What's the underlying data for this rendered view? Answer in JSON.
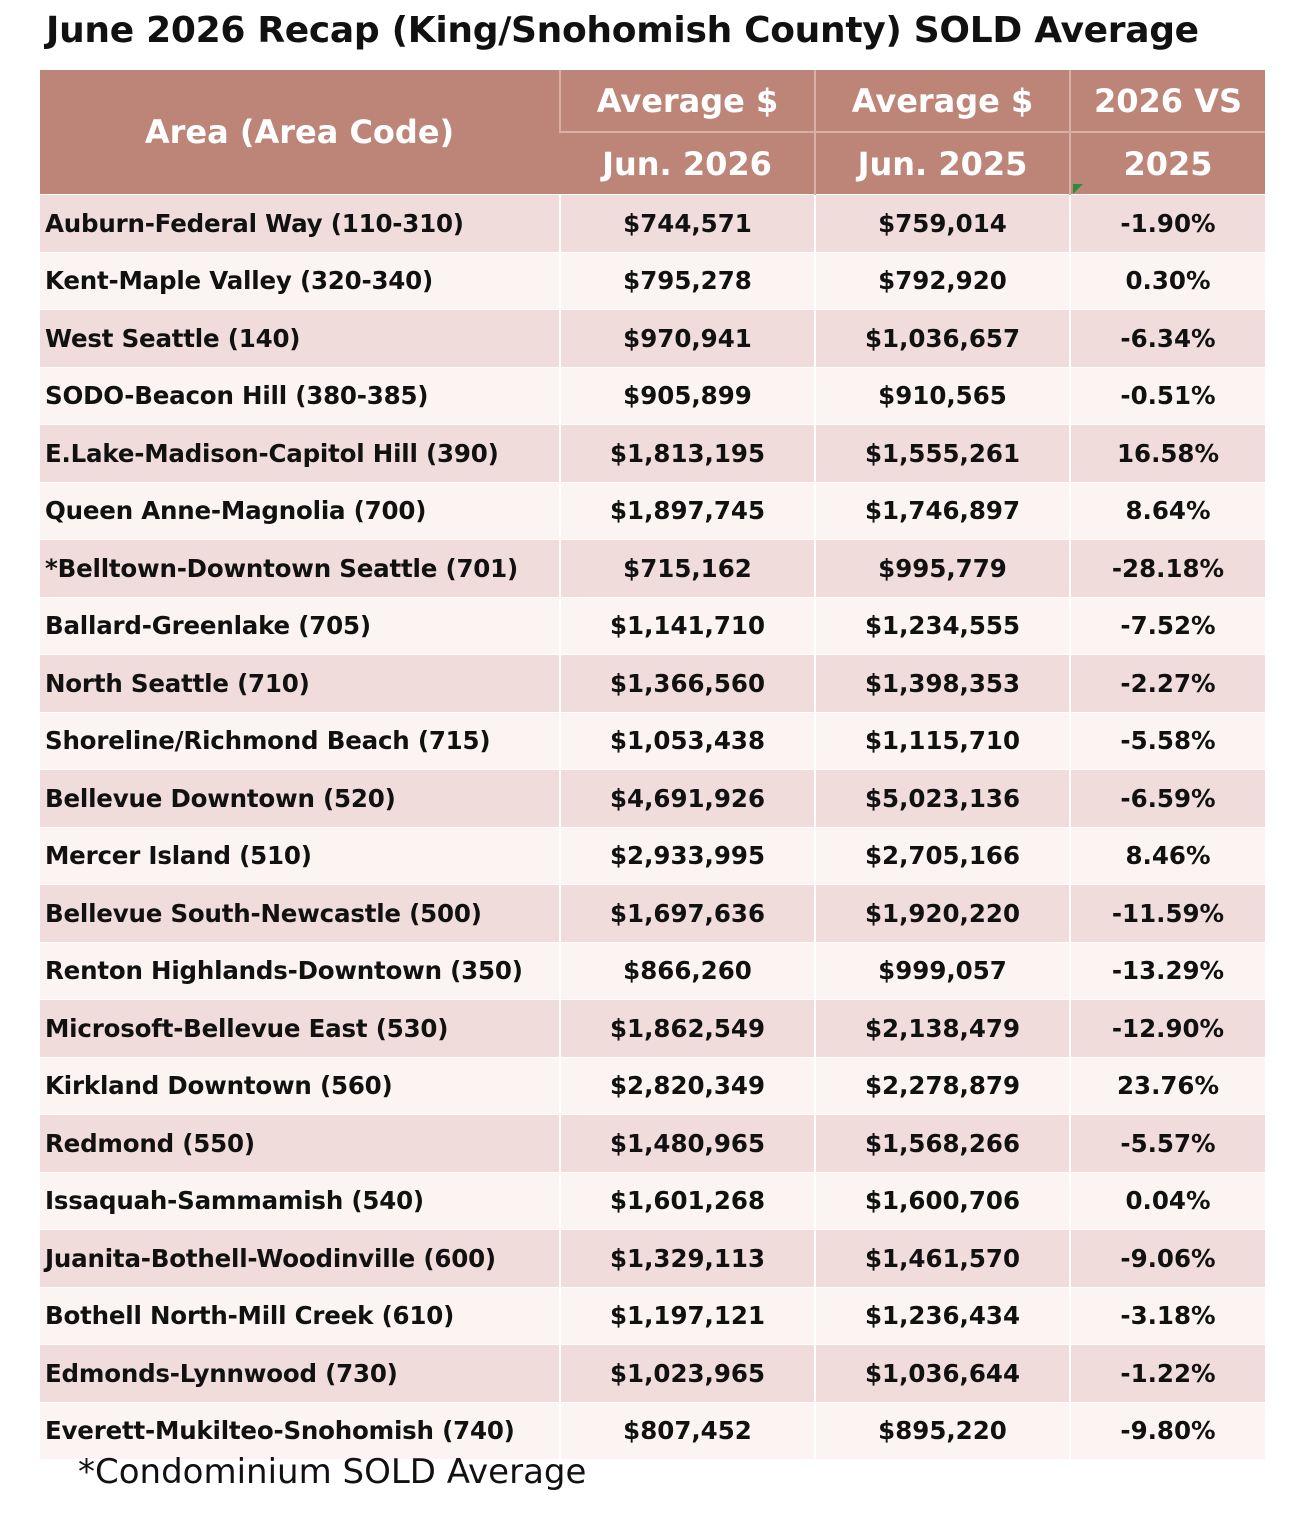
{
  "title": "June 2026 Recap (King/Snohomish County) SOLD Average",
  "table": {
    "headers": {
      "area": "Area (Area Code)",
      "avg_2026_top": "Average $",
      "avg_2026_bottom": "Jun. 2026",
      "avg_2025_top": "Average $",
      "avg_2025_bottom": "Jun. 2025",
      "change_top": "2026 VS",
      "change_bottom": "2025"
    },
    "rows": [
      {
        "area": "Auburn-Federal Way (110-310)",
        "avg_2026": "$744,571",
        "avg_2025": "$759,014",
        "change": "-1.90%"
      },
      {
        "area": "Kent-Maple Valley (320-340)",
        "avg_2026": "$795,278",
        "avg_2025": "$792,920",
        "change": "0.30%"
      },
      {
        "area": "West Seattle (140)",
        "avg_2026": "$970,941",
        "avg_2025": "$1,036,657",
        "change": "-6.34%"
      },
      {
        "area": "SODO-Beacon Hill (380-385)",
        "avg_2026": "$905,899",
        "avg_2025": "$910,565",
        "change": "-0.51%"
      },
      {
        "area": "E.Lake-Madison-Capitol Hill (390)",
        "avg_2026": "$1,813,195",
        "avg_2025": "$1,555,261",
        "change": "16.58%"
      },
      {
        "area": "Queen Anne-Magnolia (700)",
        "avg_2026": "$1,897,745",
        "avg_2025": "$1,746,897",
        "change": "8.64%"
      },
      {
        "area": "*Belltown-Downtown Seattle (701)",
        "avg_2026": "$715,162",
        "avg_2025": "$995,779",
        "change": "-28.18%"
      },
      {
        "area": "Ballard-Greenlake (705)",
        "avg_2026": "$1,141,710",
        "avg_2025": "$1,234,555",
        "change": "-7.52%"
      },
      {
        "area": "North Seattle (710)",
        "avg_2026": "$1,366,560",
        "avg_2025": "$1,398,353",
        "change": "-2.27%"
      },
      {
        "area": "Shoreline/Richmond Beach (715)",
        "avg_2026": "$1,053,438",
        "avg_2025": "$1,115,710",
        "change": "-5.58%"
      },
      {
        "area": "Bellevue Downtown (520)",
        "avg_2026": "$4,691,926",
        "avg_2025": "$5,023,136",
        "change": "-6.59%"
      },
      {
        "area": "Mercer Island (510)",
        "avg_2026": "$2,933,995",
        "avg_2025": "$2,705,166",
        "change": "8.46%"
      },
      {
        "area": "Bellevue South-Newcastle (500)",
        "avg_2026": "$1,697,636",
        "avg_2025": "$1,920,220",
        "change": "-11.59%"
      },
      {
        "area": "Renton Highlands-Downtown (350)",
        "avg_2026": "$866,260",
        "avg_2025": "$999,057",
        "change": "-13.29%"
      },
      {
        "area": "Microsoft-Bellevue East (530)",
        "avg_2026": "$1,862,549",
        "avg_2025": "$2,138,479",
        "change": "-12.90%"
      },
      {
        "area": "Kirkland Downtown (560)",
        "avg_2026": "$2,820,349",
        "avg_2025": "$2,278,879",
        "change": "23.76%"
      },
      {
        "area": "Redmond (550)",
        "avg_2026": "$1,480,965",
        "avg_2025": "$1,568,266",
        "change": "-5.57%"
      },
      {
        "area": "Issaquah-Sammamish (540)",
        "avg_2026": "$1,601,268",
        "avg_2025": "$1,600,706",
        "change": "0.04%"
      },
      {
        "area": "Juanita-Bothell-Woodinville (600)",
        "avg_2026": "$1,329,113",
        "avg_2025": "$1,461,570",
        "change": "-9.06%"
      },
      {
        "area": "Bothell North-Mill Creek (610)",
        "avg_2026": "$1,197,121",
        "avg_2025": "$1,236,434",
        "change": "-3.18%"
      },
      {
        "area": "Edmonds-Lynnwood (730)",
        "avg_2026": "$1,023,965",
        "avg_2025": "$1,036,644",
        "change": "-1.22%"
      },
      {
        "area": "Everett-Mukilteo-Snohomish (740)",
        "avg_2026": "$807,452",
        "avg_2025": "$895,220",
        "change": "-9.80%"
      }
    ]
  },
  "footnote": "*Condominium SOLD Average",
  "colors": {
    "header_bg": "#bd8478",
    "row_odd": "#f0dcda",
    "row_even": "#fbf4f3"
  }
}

__________

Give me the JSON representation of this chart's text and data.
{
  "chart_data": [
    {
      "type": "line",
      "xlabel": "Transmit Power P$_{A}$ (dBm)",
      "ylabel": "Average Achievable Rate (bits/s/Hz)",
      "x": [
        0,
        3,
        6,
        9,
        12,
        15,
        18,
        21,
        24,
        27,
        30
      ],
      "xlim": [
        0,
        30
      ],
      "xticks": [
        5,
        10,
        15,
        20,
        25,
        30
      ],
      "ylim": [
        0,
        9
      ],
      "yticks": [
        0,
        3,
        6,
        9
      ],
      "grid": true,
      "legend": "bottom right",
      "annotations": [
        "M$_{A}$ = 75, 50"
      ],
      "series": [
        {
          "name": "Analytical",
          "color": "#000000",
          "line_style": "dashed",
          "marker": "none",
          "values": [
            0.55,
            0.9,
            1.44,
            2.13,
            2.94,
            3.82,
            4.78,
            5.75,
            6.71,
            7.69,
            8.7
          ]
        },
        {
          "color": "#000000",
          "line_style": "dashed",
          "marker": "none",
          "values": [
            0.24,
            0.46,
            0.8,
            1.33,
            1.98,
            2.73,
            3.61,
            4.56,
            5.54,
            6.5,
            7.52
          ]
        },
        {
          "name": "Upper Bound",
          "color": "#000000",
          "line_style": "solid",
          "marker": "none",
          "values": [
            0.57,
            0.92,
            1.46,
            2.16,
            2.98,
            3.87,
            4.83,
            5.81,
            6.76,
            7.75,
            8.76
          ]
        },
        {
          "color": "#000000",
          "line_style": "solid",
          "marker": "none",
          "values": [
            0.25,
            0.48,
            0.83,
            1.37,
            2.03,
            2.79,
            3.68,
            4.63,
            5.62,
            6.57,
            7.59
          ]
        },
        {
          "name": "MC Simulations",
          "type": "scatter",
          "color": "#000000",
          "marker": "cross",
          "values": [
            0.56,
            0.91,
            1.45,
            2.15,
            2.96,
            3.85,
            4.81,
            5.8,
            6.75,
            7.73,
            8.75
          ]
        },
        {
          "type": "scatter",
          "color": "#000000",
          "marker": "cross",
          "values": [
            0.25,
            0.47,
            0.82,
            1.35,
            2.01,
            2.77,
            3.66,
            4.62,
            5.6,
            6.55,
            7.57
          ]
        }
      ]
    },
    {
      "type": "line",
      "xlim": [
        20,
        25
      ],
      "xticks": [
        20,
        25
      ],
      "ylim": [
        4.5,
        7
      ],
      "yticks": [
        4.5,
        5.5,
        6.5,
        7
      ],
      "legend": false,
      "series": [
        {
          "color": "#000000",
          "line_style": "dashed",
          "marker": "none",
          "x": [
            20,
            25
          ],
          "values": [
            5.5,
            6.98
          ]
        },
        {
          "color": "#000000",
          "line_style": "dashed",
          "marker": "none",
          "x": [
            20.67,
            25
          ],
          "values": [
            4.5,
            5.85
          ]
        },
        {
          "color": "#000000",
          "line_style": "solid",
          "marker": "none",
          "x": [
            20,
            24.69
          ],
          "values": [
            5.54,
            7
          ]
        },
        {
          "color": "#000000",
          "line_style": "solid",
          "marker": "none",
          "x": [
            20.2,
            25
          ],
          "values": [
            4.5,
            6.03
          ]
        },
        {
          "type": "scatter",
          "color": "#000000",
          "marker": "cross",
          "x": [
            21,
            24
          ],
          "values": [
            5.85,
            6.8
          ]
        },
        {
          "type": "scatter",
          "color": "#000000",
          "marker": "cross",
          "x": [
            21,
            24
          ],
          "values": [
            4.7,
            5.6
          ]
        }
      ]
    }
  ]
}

__________

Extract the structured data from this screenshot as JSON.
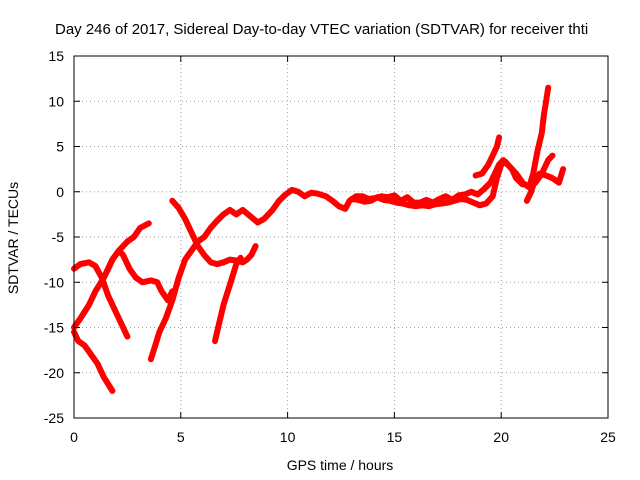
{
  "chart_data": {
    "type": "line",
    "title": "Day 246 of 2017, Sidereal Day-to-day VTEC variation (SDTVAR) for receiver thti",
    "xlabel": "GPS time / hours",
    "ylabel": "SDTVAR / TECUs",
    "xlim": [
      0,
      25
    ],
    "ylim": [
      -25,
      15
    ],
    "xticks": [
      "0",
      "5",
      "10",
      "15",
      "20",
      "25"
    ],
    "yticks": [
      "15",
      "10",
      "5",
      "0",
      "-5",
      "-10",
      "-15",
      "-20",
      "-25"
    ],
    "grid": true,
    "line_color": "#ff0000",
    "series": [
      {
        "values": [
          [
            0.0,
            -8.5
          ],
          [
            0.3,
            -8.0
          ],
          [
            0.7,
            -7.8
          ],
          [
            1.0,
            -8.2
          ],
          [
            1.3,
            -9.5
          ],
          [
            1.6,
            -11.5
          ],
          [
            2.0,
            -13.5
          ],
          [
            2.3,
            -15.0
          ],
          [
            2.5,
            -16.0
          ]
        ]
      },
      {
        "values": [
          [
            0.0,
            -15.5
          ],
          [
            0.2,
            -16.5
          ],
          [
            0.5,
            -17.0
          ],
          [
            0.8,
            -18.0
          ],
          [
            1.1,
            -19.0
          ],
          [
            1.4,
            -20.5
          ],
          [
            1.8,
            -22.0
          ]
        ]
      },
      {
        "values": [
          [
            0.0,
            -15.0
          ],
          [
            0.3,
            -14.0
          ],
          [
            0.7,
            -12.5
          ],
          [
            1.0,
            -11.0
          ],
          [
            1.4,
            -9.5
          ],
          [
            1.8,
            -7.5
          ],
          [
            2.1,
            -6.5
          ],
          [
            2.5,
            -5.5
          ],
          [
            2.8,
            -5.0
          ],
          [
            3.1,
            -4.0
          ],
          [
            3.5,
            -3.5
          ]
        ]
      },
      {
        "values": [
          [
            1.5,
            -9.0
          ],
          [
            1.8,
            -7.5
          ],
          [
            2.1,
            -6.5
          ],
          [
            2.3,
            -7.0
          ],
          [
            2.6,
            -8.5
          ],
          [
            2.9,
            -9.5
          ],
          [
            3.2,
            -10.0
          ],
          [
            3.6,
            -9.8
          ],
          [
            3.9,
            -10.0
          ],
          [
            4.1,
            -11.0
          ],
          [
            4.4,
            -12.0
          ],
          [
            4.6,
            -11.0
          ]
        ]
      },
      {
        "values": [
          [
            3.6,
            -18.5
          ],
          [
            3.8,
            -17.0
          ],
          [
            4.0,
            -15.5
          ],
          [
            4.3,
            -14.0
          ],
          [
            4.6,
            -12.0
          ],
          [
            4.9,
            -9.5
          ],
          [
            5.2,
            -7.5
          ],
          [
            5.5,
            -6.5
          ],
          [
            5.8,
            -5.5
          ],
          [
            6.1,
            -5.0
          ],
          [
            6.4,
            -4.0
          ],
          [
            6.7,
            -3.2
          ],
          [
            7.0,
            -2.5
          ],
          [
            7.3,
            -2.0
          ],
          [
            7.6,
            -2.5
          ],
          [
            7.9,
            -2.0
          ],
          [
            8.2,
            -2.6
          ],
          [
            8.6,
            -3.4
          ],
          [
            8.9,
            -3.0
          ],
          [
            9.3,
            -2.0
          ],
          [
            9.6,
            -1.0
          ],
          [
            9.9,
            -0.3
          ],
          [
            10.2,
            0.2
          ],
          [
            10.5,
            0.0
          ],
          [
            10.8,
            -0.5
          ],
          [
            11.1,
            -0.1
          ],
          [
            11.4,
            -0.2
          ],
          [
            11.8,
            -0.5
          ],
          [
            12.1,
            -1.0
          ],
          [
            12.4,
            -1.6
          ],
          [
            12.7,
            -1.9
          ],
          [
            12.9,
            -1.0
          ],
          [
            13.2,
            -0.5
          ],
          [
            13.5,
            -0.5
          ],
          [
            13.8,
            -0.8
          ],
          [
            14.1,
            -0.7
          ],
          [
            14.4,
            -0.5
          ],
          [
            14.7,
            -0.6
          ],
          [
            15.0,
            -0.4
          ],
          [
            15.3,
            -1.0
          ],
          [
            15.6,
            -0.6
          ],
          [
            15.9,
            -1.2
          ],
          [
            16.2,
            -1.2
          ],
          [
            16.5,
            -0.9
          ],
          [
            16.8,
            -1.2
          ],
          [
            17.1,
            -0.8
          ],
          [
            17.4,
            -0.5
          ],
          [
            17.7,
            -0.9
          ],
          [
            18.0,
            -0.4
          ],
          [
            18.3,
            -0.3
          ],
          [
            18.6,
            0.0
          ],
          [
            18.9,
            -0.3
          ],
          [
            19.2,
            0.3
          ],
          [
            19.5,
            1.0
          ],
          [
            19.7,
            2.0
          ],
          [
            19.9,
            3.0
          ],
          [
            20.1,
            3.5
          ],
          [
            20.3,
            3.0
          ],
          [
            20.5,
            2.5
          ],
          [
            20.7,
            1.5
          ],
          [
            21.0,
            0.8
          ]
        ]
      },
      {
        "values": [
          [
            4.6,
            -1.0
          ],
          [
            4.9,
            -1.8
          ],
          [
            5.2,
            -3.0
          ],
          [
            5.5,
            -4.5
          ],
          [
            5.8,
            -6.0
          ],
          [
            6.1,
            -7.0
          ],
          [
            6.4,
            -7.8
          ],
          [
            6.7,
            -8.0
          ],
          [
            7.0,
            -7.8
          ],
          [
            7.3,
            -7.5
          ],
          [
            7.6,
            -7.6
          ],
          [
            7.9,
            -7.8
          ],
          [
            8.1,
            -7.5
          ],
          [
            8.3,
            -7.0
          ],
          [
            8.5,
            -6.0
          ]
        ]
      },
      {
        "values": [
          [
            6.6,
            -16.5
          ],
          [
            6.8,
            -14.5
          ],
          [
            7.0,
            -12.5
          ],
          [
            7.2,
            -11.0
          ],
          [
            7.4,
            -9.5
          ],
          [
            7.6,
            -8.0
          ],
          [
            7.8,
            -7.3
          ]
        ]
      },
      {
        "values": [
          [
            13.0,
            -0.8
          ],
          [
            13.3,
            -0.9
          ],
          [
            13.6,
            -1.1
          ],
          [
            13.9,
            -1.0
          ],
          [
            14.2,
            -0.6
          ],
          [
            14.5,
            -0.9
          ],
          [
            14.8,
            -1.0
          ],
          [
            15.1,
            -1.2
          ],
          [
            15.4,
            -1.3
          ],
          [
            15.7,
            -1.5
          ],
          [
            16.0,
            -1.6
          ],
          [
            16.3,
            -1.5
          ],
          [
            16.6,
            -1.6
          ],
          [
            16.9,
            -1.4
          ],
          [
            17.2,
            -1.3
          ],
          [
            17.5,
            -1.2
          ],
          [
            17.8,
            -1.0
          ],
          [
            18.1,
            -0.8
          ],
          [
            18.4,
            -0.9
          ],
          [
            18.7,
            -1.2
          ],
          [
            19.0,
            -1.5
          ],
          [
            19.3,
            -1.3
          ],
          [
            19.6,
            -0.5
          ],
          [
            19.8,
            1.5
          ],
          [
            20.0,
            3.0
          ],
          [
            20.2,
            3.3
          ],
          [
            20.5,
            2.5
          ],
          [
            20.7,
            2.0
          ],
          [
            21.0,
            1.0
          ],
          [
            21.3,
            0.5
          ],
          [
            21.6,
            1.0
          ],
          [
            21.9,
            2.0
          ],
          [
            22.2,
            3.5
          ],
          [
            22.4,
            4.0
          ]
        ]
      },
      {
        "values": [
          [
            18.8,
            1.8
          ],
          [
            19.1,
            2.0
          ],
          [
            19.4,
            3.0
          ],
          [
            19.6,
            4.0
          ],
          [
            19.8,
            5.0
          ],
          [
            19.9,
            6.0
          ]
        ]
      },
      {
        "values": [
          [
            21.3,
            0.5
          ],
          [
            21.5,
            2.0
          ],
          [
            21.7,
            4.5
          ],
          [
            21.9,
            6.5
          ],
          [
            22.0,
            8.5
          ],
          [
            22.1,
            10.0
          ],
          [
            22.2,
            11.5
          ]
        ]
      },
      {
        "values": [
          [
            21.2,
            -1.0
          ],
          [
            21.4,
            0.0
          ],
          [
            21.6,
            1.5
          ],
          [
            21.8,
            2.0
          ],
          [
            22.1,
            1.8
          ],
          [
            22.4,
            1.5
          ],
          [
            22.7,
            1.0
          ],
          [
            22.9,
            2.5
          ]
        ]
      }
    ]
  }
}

__________

*Instructions for the task*.
Copy out every line where the word "Seattle" occurs.

*Reply*.
        "area": "West Seattle (140)",
        "area": "*Belltown-Downtown Seattle (701)",
        "area": "North Seattle (710)",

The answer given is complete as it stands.